▶ **Activity**: An exact retyping of all lines below is the answer; pictures do not belong in it.

▶ **Data for this exercise**:

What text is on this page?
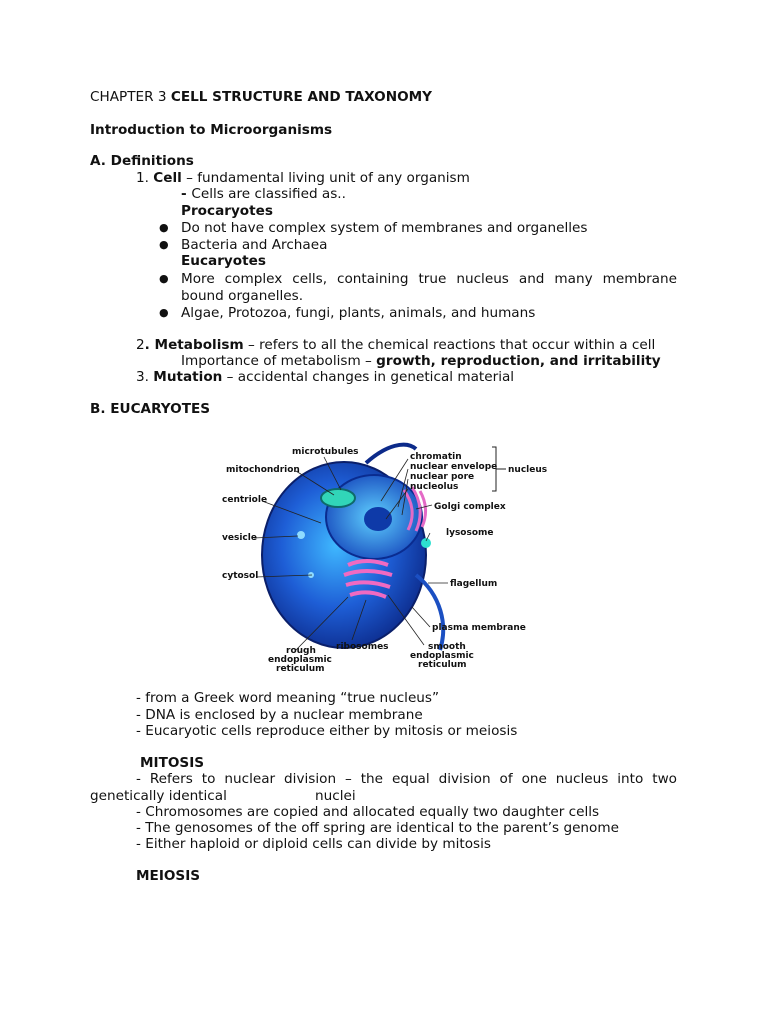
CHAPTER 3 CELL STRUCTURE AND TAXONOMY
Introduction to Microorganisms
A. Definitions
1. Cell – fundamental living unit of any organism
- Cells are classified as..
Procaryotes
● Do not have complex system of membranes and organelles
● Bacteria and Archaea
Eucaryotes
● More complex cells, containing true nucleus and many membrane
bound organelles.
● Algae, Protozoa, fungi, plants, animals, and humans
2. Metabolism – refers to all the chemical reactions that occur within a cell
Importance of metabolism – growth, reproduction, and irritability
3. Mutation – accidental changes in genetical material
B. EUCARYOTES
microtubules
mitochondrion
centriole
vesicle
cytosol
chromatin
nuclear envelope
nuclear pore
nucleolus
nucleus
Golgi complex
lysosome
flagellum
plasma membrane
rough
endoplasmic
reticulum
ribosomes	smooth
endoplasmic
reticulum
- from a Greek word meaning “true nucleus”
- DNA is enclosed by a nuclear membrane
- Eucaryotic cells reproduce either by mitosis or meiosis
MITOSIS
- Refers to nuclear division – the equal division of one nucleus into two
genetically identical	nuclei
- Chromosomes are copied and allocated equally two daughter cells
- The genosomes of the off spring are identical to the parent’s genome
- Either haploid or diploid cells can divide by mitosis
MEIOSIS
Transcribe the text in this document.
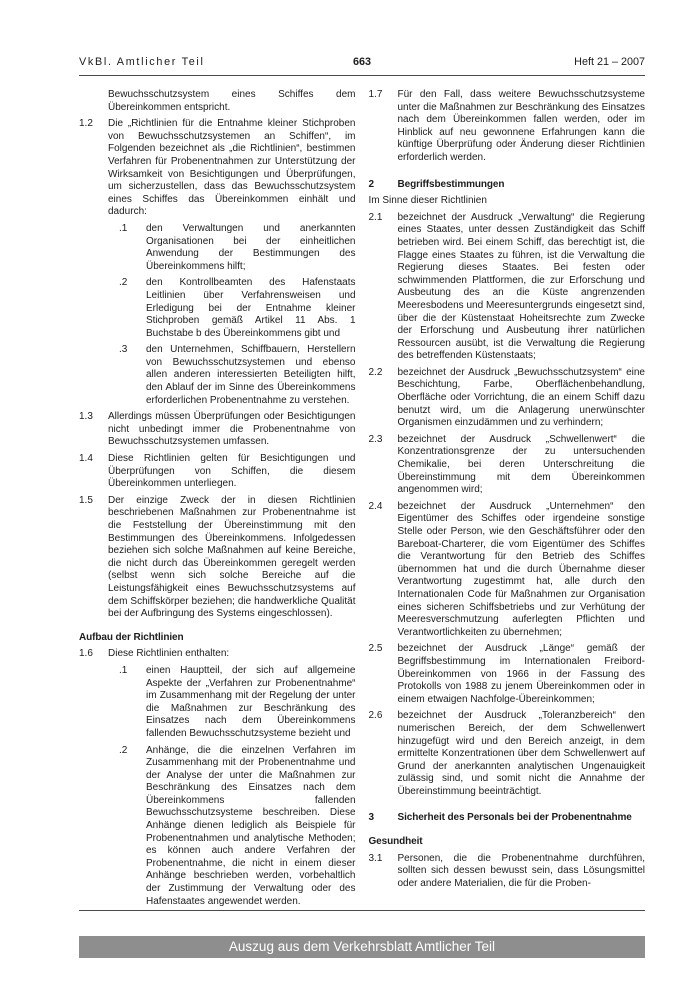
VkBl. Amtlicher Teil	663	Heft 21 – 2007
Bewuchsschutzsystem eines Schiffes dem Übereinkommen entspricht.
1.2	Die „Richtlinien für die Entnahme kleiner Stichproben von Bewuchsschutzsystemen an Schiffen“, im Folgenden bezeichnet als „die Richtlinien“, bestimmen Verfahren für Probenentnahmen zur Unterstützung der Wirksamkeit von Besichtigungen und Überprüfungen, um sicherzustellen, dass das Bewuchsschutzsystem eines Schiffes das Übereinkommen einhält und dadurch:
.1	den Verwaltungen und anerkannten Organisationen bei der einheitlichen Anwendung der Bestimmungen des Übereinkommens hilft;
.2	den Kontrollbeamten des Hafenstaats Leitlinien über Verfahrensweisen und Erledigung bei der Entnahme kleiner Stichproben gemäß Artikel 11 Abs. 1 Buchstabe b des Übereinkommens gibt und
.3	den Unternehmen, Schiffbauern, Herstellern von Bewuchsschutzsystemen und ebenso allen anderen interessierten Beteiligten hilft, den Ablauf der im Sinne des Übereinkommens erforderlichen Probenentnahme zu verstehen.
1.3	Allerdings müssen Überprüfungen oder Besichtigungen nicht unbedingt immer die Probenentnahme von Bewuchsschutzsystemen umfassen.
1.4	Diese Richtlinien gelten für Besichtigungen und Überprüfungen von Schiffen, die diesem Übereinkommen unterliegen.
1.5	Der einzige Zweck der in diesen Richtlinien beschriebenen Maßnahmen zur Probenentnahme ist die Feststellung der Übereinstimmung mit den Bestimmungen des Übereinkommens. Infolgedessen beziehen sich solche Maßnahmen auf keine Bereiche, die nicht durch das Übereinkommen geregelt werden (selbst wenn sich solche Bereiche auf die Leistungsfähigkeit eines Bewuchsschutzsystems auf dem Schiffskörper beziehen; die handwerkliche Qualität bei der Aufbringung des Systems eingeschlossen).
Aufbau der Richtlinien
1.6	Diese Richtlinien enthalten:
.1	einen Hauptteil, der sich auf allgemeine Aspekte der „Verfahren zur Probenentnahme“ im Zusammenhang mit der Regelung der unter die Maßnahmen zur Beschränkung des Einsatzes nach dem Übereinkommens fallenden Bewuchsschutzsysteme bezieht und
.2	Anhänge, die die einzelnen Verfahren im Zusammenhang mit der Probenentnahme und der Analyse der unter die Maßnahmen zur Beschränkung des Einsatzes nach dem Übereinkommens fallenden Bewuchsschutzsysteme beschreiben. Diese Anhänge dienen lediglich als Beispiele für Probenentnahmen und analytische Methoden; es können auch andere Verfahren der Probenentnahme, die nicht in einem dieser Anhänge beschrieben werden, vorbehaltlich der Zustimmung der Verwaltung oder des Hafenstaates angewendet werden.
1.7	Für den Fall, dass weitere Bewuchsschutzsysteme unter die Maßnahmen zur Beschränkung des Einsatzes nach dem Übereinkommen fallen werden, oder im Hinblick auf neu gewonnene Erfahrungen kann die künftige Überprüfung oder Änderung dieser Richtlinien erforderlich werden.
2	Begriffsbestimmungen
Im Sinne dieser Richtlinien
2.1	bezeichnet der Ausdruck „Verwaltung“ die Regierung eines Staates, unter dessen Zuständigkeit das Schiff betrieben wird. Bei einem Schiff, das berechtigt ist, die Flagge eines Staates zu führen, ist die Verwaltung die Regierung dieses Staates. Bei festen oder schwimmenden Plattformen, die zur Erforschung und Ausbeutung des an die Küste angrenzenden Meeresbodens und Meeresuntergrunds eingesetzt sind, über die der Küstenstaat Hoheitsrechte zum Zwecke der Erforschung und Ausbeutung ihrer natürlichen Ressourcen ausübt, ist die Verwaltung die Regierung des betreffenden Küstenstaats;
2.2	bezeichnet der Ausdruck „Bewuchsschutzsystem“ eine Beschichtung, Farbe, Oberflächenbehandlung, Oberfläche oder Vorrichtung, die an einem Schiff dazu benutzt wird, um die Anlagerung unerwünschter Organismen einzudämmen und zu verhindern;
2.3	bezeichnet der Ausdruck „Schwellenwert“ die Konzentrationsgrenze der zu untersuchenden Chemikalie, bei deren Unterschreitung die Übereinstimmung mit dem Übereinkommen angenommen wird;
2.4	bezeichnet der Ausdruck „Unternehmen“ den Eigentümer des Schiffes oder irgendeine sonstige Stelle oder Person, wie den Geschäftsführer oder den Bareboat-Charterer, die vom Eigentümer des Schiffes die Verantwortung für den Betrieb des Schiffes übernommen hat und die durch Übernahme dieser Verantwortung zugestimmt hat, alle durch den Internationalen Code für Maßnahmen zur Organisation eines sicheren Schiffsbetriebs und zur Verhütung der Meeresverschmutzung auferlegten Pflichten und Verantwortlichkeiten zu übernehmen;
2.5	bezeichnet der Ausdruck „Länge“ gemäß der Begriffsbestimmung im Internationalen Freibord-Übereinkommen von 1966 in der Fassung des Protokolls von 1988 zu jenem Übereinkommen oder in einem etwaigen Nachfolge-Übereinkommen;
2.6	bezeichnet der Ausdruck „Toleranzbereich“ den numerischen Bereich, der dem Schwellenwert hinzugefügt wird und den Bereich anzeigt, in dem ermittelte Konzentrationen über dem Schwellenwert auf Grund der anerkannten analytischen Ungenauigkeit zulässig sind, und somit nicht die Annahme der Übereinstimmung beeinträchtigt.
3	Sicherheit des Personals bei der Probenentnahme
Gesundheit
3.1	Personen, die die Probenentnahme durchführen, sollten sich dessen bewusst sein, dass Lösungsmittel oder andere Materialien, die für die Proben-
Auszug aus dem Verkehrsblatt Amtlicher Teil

▶ **Task response**:
What text is on this page?
CHAPTER 3 CELL STRUCTURE AND TAXONOMY
Introduction to Microorganisms
A. Definitions
1. Cell – fundamental living unit of any organism
- Cells are classified as..
Procaryotes
● Do not have complex system of membranes and organelles
● Bacteria and Archaea
Eucaryotes
● More complex cells, containing true nucleus and many membrane
bound organelles.
● Algae, Protozoa, fungi, plants, animals, and humans
2. Metabolism – refers to all the chemical reactions that occur within a cell
Importance of metabolism – growth, reproduction, and irritability
3. Mutation – accidental changes in genetical material
B. EUCARYOTES
microtubules
mitochondrion
centriole
vesicle
cytosol
chromatin
nuclear envelope
nuclear pore
nucleolus
nucleus
Golgi complex
lysosome
flagellum
plasma membrane
rough
endoplasmic
reticulum
ribosomes	smooth
endoplasmic
reticulum
- from a Greek word meaning “true nucleus”
- DNA is enclosed by a nuclear membrane
- Eucaryotic cells reproduce either by mitosis or meiosis
MITOSIS
- Refers to nuclear division – the equal division of one nucleus into two
genetically identical	nuclei
- Chromosomes are copied and allocated equally two daughter cells
- The genosomes of the off spring are identical to the parent’s genome
- Either haploid or diploid cells can divide by mitosis
MEIOSIS
Transcribe the text in this document.
VkBl. Amtlicher Teil	663	Heft 21 – 2007
Bewuchsschutzsystem eines Schiffes dem Übereinkommen entspricht.
1.2	Die „Richtlinien für die Entnahme kleiner Stichproben von Bewuchsschutzsystemen an Schiffen“, im Folgenden bezeichnet als „die Richtlinien“, bestimmen Verfahren für Probenentnahmen zur Unterstützung der Wirksamkeit von Besichtigungen und Überprüfungen, um sicherzustellen, dass das Bewuchsschutzsystem eines Schiffes das Übereinkommen einhält und dadurch:
.1	den Verwaltungen und anerkannten Organisationen bei der einheitlichen Anwendung der Bestimmungen des Übereinkommens hilft;
.2	den Kontrollbeamten des Hafenstaats Leitlinien über Verfahrensweisen und Erledigung bei der Entnahme kleiner Stichproben gemäß Artikel 11 Abs. 1 Buchstabe b des Übereinkommens gibt und
.3	den Unternehmen, Schiffbauern, Herstellern von Bewuchsschutzsystemen und ebenso allen anderen interessierten Beteiligten hilft, den Ablauf der im Sinne des Übereinkommens erforderlichen Probenentnahme zu verstehen.
1.3	Allerdings müssen Überprüfungen oder Besichtigungen nicht unbedingt immer die Probenentnahme von Bewuchsschutzsystemen umfassen.
1.4	Diese Richtlinien gelten für Besichtigungen und Überprüfungen von Schiffen, die diesem Übereinkommen unterliegen.
1.5	Der einzige Zweck der in diesen Richtlinien beschriebenen Maßnahmen zur Probenentnahme ist die Feststellung der Übereinstimmung mit den Bestimmungen des Übereinkommens. Infolgedessen beziehen sich solche Maßnahmen auf keine Bereiche, die nicht durch das Übereinkommen geregelt werden (selbst wenn sich solche Bereiche auf die Leistungsfähigkeit eines Bewuchsschutzsystems auf dem Schiffskörper beziehen; die handwerkliche Qualität bei der Aufbringung des Systems eingeschlossen).
Aufbau der Richtlinien
1.6	Diese Richtlinien enthalten:
.1	einen Hauptteil, der sich auf allgemeine Aspekte der „Verfahren zur Probenentnahme“ im Zusammenhang mit der Regelung der unter die Maßnahmen zur Beschränkung des Einsatzes nach dem Übereinkommens fallenden Bewuchsschutzsysteme bezieht und
.2	Anhänge, die die einzelnen Verfahren im Zusammenhang mit der Probenentnahme und der Analyse der unter die Maßnahmen zur Beschränkung des Einsatzes nach dem Übereinkommens fallenden Bewuchsschutzsysteme beschreiben. Diese Anhänge dienen lediglich als Beispiele für Probenentnahmen und analytische Methoden; es können auch andere Verfahren der Probenentnahme, die nicht in einem dieser Anhänge beschrieben werden, vorbehaltlich der Zustimmung der Verwaltung oder des Hafenstaates angewendet werden.
1.7	Für den Fall, dass weitere Bewuchsschutzsysteme unter die Maßnahmen zur Beschränkung des Einsatzes nach dem Übereinkommen fallen werden, oder im Hinblick auf neu gewonnene Erfahrungen kann die künftige Überprüfung oder Änderung dieser Richtlinien erforderlich werden.
2	Begriffsbestimmungen
Im Sinne dieser Richtlinien
2.1	bezeichnet der Ausdruck „Verwaltung“ die Regierung eines Staates, unter dessen Zuständigkeit das Schiff betrieben wird. Bei einem Schiff, das berechtigt ist, die Flagge eines Staates zu führen, ist die Verwaltung die Regierung dieses Staates. Bei festen oder schwimmenden Plattformen, die zur Erforschung und Ausbeutung des an die Küste angrenzenden Meeresbodens und Meeresuntergrunds eingesetzt sind, über die der Küstenstaat Hoheitsrechte zum Zwecke der Erforschung und Ausbeutung ihrer natürlichen Ressourcen ausübt, ist die Verwaltung die Regierung des betreffenden Küstenstaats;
2.2	bezeichnet der Ausdruck „Bewuchsschutzsystem“ eine Beschichtung, Farbe, Oberflächenbehandlung, Oberfläche oder Vorrichtung, die an einem Schiff dazu benutzt wird, um die Anlagerung unerwünschter Organismen einzudämmen und zu verhindern;
2.3	bezeichnet der Ausdruck „Schwellenwert“ die Konzentrationsgrenze der zu untersuchenden Chemikalie, bei deren Unterschreitung die Übereinstimmung mit dem Übereinkommen angenommen wird;
2.4	bezeichnet der Ausdruck „Unternehmen“ den Eigentümer des Schiffes oder irgendeine sonstige Stelle oder Person, wie den Geschäftsführer oder den Bareboat-Charterer, die vom Eigentümer des Schiffes die Verantwortung für den Betrieb des Schiffes übernommen hat und die durch Übernahme dieser Verantwortung zugestimmt hat, alle durch den Internationalen Code für Maßnahmen zur Organisation eines sicheren Schiffsbetriebs und zur Verhütung der Meeresverschmutzung auferlegten Pflichten und Verantwortlichkeiten zu übernehmen;
2.5	bezeichnet der Ausdruck „Länge“ gemäß der Begriffsbestimmung im Internationalen Freibord-Übereinkommen von 1966 in der Fassung des Protokolls von 1988 zu jenem Übereinkommen oder in einem etwaigen Nachfolge-Übereinkommen;
2.6	bezeichnet der Ausdruck „Toleranzbereich“ den numerischen Bereich, der dem Schwellenwert hinzugefügt wird und den Bereich anzeigt, in dem ermittelte Konzentrationen über dem Schwellenwert auf Grund der anerkannten analytischen Ungenauigkeit zulässig sind, und somit nicht die Annahme der Übereinstimmung beeinträchtigt.
3	Sicherheit des Personals bei der Probenentnahme
Gesundheit
3.1	Personen, die die Probenentnahme durchführen, sollten sich dessen bewusst sein, dass Lösungsmittel oder andere Materialien, die für die Proben-
Auszug aus dem Verkehrsblatt Amtlicher Teil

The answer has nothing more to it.